--- Input rows ---
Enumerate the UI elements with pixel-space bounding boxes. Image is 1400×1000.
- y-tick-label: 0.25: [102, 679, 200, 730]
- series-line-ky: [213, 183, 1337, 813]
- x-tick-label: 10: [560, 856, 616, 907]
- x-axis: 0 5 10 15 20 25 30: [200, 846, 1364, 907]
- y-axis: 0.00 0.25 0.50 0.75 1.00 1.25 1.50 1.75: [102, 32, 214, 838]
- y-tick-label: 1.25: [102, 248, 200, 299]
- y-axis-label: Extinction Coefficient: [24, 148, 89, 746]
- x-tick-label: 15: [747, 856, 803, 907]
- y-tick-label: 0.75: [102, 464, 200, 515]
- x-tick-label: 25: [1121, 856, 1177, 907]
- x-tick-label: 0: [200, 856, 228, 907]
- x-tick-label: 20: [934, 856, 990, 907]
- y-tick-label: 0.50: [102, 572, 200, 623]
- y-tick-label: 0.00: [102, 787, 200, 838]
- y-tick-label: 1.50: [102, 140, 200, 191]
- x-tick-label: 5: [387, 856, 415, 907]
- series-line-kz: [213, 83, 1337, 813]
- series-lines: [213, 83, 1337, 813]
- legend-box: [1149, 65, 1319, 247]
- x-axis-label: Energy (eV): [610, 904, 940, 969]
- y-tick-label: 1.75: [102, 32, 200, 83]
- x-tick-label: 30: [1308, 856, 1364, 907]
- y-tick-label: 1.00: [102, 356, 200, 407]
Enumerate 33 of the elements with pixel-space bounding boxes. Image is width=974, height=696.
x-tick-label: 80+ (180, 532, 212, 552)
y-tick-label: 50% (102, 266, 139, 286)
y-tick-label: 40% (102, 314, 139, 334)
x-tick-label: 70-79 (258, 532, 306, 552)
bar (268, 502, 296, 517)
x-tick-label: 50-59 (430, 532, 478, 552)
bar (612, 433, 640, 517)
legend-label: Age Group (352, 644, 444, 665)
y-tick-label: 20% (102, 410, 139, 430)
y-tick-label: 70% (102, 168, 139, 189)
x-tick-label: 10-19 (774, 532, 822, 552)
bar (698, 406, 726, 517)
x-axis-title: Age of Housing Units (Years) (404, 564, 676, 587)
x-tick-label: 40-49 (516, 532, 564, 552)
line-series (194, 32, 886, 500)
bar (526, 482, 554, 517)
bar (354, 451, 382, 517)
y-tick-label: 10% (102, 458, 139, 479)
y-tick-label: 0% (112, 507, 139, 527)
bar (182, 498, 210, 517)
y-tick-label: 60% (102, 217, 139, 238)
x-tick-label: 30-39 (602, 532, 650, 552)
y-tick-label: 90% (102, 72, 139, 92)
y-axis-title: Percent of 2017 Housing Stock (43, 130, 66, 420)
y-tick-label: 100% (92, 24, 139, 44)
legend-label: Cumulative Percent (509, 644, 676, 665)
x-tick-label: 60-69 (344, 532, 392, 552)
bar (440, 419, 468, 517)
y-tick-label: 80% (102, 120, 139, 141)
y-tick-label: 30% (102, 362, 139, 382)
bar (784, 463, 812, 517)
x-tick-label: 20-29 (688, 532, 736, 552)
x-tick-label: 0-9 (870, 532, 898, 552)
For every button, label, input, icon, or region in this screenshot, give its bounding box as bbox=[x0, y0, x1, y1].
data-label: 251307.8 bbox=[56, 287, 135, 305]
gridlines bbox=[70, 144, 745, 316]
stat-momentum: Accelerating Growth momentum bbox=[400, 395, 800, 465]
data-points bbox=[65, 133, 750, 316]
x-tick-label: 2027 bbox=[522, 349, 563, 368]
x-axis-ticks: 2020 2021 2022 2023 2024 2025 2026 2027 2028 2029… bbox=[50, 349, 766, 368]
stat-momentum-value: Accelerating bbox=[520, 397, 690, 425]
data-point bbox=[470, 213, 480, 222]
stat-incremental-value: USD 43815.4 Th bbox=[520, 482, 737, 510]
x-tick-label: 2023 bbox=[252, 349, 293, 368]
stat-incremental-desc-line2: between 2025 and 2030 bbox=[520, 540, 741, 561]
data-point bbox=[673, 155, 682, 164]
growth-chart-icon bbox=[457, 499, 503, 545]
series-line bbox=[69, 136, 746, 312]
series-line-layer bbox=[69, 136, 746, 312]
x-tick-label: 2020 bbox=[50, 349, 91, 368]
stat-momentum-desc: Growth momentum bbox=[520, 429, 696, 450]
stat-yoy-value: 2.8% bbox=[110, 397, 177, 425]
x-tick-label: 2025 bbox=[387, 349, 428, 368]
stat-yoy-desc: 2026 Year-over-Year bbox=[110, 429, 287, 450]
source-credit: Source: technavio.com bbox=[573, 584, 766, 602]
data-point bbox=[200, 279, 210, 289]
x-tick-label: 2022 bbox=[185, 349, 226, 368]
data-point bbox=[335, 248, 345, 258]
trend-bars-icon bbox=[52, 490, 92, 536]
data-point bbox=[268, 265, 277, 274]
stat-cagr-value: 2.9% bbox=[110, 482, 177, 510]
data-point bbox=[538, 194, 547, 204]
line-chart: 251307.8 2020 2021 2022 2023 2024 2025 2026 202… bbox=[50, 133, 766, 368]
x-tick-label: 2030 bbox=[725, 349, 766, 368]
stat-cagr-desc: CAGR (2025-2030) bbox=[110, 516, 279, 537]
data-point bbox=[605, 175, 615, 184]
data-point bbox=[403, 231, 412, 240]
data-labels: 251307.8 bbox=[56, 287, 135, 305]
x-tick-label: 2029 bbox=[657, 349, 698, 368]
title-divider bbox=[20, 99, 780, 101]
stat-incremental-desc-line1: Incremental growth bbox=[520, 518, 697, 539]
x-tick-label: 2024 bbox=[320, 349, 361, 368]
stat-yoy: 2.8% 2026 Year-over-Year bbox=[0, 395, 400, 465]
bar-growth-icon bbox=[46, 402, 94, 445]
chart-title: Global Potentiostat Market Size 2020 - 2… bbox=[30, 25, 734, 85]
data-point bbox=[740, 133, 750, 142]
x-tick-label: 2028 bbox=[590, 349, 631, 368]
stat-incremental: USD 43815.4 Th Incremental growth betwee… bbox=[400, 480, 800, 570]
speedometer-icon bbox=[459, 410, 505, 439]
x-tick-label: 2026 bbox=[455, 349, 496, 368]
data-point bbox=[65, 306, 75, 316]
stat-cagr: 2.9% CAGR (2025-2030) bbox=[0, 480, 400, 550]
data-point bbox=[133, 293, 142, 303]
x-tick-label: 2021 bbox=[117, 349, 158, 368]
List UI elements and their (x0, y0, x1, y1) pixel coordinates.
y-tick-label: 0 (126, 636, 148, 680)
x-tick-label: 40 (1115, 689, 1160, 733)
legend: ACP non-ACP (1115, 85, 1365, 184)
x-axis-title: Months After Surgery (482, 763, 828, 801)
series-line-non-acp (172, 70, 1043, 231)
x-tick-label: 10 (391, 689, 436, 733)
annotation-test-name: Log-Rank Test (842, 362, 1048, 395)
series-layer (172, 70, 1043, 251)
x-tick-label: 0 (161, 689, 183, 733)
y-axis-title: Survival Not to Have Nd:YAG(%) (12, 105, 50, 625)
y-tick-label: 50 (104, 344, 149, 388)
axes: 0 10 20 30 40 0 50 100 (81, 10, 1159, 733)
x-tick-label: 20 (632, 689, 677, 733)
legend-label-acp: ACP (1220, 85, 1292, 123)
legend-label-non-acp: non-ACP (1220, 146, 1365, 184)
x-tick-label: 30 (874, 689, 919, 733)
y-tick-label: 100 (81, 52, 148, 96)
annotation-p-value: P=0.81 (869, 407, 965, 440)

--- Objective ---
List every line above that contains the string "Accelerating", copying each one in full. Case matters.

--- Correct response ---
stat-momentum: Accelerating Growth momentum bbox=[400, 395, 800, 465]
stat-momentum-value: Accelerating bbox=[520, 397, 690, 425]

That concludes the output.